* Set task *
Give back the full listing, character for character, with no pictures.

* Dataset extract *
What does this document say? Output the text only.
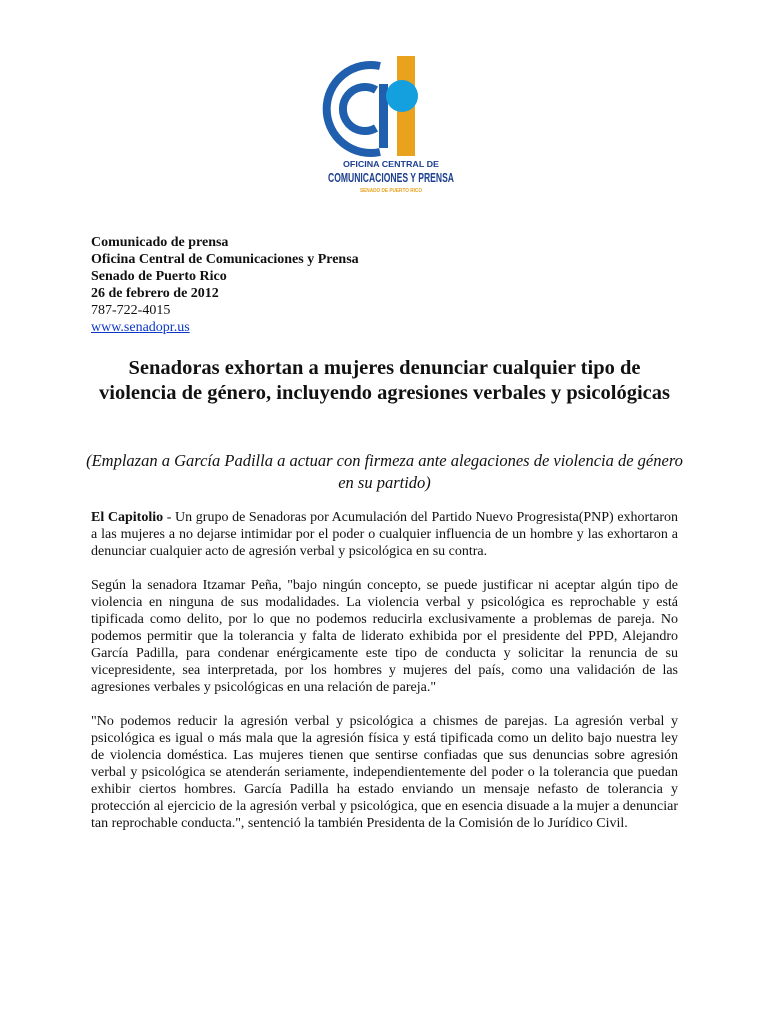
OFICINA CENTRAL DE
COMUNICACIONES Y PRENSA
SENADO DE PUERTO RICO
Comunicado de prensa
Oficina Central de Comunicaciones y Prensa
Senado de Puerto Rico
26 de febrero de 2012
787-722-4015
www.senadopr.us
Senadoras exhortan a mujeres denunciar cualquier tipo de violencia de género, incluyendo agresiones verbales y psicológicas
(Emplazan a García Padilla a actuar con firmeza ante alegaciones de violencia de género en su partido)
El Capitolio - Un grupo de Senadoras por Acumulación del Partido Nuevo Progresista(PNP) exhortaron a las mujeres a no dejarse intimidar por el poder o cualquier influencia de un hombre y las exhortaron a denunciar cualquier acto de agresión verbal y psicológica en su contra.
Según la senadora Itzamar Peña, "bajo ningún concepto, se puede justificar ni aceptar algún tipo de violencia en ninguna de sus modalidades. La violencia verbal y psicológica es reprochable y está tipificada como delito, por lo que no podemos reducirla exclusivamente a problemas de pareja. No podemos permitir que la tolerancia y falta de liderato exhibida por el presidente del PPD, Alejandro García Padilla, para condenar enérgicamente este tipo de conducta y solicitar la renuncia de su vicepresidente, sea interpretada, por los hombres y mujeres del país, como una validación de las agresiones verbales y psicológicas en una relación de pareja."
"No podemos reducir la agresión verbal y psicológica a chismes de parejas. La agresión verbal y psicológica es igual o más mala que la agresión física y está tipificada como un delito bajo nuestra ley de violencia doméstica. Las mujeres tienen que sentirse confiadas que sus denuncias sobre agresión verbal y psicológica se atenderán seriamente, independientemente del poder o la tolerancia que puedan exhibir ciertos hombres. García Padilla ha estado enviando un mensaje nefasto de tolerancia y protección al ejercicio de la agresión verbal y psicológica, que en esencia disuade a la mujer a denunciar tan reprochable conducta.", sentenció la también Presidenta de la Comisión de lo Jurídico Civil.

* Solution *
What does this document say? Output the text only.
OFICINA CENTRAL DE
COMUNICACIONES Y PRENSA
SENADO DE PUERTO RICO
Comunicado de prensa
Oficina Central de Comunicaciones y Prensa
Senado de Puerto Rico
26 de febrero de 2012
787-722-4015
www.senadopr.us
Senadoras exhortan a mujeres denunciar cualquier tipo de violencia de género, incluyendo agresiones verbales y psicológicas
(Emplazan a García Padilla a actuar con firmeza ante alegaciones de violencia de género en su partido)
El Capitolio - Un grupo de Senadoras por Acumulación del Partido Nuevo Progresista(PNP) exhortaron a las mujeres a no dejarse intimidar por el poder o cualquier influencia de un hombre y las exhortaron a denunciar cualquier acto de agresión verbal y psicológica en su contra.
Según la senadora Itzamar Peña, "bajo ningún concepto, se puede justificar ni aceptar algún tipo de violencia en ninguna de sus modalidades. La violencia verbal y psicológica es reprochable y está tipificada como delito, por lo que no podemos reducirla exclusivamente a problemas de pareja. No podemos permitir que la tolerancia y falta de liderato exhibida por el presidente del PPD, Alejandro García Padilla, para condenar enérgicamente este tipo de conducta y solicitar la renuncia de su vicepresidente, sea interpretada, por los hombres y mujeres del país, como una validación de las agresiones verbales y psicológicas en una relación de pareja."
"No podemos reducir la agresión verbal y psicológica a chismes de parejas. La agresión verbal y psicológica es igual o más mala que la agresión física y está tipificada como un delito bajo nuestra ley de violencia doméstica. Las mujeres tienen que sentirse confiadas que sus denuncias sobre agresión verbal y psicológica se atenderán seriamente, independientemente del poder o la tolerancia que puedan exhibir ciertos hombres. García Padilla ha estado enviando un mensaje nefasto de tolerancia y protección al ejercicio de la agresión verbal y psicológica, que en esencia disuade a la mujer a denunciar tan reprochable conducta.", sentenció la también Presidenta de la Comisión de lo Jurídico Civil.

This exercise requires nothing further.